*THE PROBLEM*. All records are to be retyped faithfully and completely.

*DATA ROWS*.

--

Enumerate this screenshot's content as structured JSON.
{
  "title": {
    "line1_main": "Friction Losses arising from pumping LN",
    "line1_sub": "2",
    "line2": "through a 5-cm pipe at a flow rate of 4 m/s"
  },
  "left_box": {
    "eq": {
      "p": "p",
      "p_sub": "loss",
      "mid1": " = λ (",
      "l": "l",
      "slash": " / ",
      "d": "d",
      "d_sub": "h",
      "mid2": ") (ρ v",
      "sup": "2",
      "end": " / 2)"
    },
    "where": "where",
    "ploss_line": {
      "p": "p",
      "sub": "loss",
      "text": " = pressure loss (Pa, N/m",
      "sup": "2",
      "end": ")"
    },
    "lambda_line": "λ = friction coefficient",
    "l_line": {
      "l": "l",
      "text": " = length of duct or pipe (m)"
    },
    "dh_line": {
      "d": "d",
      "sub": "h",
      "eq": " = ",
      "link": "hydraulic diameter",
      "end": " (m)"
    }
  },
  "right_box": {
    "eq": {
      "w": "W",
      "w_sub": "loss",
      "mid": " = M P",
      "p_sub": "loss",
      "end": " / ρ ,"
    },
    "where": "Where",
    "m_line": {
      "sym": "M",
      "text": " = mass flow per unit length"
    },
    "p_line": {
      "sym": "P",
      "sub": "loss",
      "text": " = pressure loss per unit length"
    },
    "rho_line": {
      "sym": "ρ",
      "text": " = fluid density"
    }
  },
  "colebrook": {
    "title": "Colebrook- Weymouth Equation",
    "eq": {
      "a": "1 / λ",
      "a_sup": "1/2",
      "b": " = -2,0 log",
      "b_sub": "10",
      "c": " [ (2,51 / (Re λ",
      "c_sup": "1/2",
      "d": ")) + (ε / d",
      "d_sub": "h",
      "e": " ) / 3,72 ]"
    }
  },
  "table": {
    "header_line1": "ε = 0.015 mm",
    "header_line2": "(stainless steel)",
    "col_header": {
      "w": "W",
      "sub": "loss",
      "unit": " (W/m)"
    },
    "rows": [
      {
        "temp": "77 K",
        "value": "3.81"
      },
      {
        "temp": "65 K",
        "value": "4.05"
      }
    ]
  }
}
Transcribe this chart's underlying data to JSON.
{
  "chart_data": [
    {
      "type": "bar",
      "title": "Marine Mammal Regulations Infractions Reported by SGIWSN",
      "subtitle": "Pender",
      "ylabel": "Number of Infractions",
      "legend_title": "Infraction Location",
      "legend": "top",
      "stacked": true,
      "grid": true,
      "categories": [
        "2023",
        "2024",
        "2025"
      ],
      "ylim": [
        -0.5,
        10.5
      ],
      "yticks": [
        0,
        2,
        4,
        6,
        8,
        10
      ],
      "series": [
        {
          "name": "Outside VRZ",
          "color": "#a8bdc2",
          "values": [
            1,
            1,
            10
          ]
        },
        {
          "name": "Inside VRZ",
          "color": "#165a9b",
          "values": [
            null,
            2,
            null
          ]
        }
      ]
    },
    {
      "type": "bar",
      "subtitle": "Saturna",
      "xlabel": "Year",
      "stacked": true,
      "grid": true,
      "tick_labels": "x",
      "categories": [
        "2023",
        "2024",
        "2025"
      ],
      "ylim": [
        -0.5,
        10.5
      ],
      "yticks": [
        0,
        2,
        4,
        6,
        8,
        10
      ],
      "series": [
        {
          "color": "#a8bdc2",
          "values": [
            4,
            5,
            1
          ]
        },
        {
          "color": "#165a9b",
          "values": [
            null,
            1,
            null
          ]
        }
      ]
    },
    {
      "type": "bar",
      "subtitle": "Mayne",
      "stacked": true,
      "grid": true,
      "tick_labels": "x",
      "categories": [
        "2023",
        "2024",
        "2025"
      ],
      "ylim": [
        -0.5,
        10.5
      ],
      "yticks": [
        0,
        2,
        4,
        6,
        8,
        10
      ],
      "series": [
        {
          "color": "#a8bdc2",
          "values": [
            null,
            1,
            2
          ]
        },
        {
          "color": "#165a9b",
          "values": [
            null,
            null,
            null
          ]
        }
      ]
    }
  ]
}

--

*THE SOLUTION*.
Enumerate this screenshot's content as structured JSON.
{
  "title": {
    "line1_main": "Friction Losses arising from pumping LN",
    "line1_sub": "2",
    "line2": "through a 5-cm pipe at a flow rate of 4 m/s"
  },
  "left_box": {
    "eq": {
      "p": "p",
      "p_sub": "loss",
      "mid1": " = λ (",
      "l": "l",
      "slash": " / ",
      "d": "d",
      "d_sub": "h",
      "mid2": ") (ρ v",
      "sup": "2",
      "end": " / 2)"
    },
    "where": "where",
    "ploss_line": {
      "p": "p",
      "sub": "loss",
      "text": " = pressure loss (Pa, N/m",
      "sup": "2",
      "end": ")"
    },
    "lambda_line": "λ = friction coefficient",
    "l_line": {
      "l": "l",
      "text": " = length of duct or pipe (m)"
    },
    "dh_line": {
      "d": "d",
      "sub": "h",
      "eq": " = ",
      "link": "hydraulic diameter",
      "end": " (m)"
    }
  },
  "right_box": {
    "eq": {
      "w": "W",
      "w_sub": "loss",
      "mid": " = M P",
      "p_sub": "loss",
      "end": " / ρ ,"
    },
    "where": "Where",
    "m_line": {
      "sym": "M",
      "text": " = mass flow per unit length"
    },
    "p_line": {
      "sym": "P",
      "sub": "loss",
      "text": " = pressure loss per unit length"
    },
    "rho_line": {
      "sym": "ρ",
      "text": " = fluid density"
    }
  },
  "colebrook": {
    "title": "Colebrook- Weymouth Equation",
    "eq": {
      "a": "1 / λ",
      "a_sup": "1/2",
      "b": " = -2,0 log",
      "b_sub": "10",
      "c": " [ (2,51 / (Re λ",
      "c_sup": "1/2",
      "d": ")) + (ε / d",
      "d_sub": "h",
      "e": " ) / 3,72 ]"
    }
  },
  "table": {
    "header_line1": "ε = 0.015 mm",
    "header_line2": "(stainless steel)",
    "col_header": {
      "w": "W",
      "sub": "loss",
      "unit": " (W/m)"
    },
    "rows": [
      {
        "temp": "77 K",
        "value": "3.81"
      },
      {
        "temp": "65 K",
        "value": "4.05"
      }
    ]
  }
}
Transcribe this chart's underlying data to JSON.
{
  "chart_data": [
    {
      "type": "bar",
      "title": "Marine Mammal Regulations Infractions Reported by SGIWSN",
      "subtitle": "Pender",
      "ylabel": "Number of Infractions",
      "legend_title": "Infraction Location",
      "legend": "top",
      "stacked": true,
      "grid": true,
      "categories": [
        "2023",
        "2024",
        "2025"
      ],
      "ylim": [
        -0.5,
        10.5
      ],
      "yticks": [
        0,
        2,
        4,
        6,
        8,
        10
      ],
      "series": [
        {
          "name": "Outside VRZ",
          "color": "#a8bdc2",
          "values": [
            1,
            1,
            10
          ]
        },
        {
          "name": "Inside VRZ",
          "color": "#165a9b",
          "values": [
            null,
            2,
            null
          ]
        }
      ]
    },
    {
      "type": "bar",
      "subtitle": "Saturna",
      "xlabel": "Year",
      "stacked": true,
      "grid": true,
      "tick_labels": "x",
      "categories": [
        "2023",
        "2024",
        "2025"
      ],
      "ylim": [
        -0.5,
        10.5
      ],
      "yticks": [
        0,
        2,
        4,
        6,
        8,
        10
      ],
      "series": [
        {
          "color": "#a8bdc2",
          "values": [
            4,
            5,
            1
          ]
        },
        {
          "color": "#165a9b",
          "values": [
            null,
            1,
            null
          ]
        }
      ]
    },
    {
      "type": "bar",
      "subtitle": "Mayne",
      "stacked": true,
      "grid": true,
      "tick_labels": "x",
      "categories": [
        "2023",
        "2024",
        "2025"
      ],
      "ylim": [
        -0.5,
        10.5
      ],
      "yticks": [
        0,
        2,
        4,
        6,
        8,
        10
      ],
      "series": [
        {
          "color": "#a8bdc2",
          "values": [
            null,
            1,
            2
          ]
        },
        {
          "color": "#165a9b",
          "values": [
            null,
            null,
            null
          ]
        }
      ]
    }
  ]
}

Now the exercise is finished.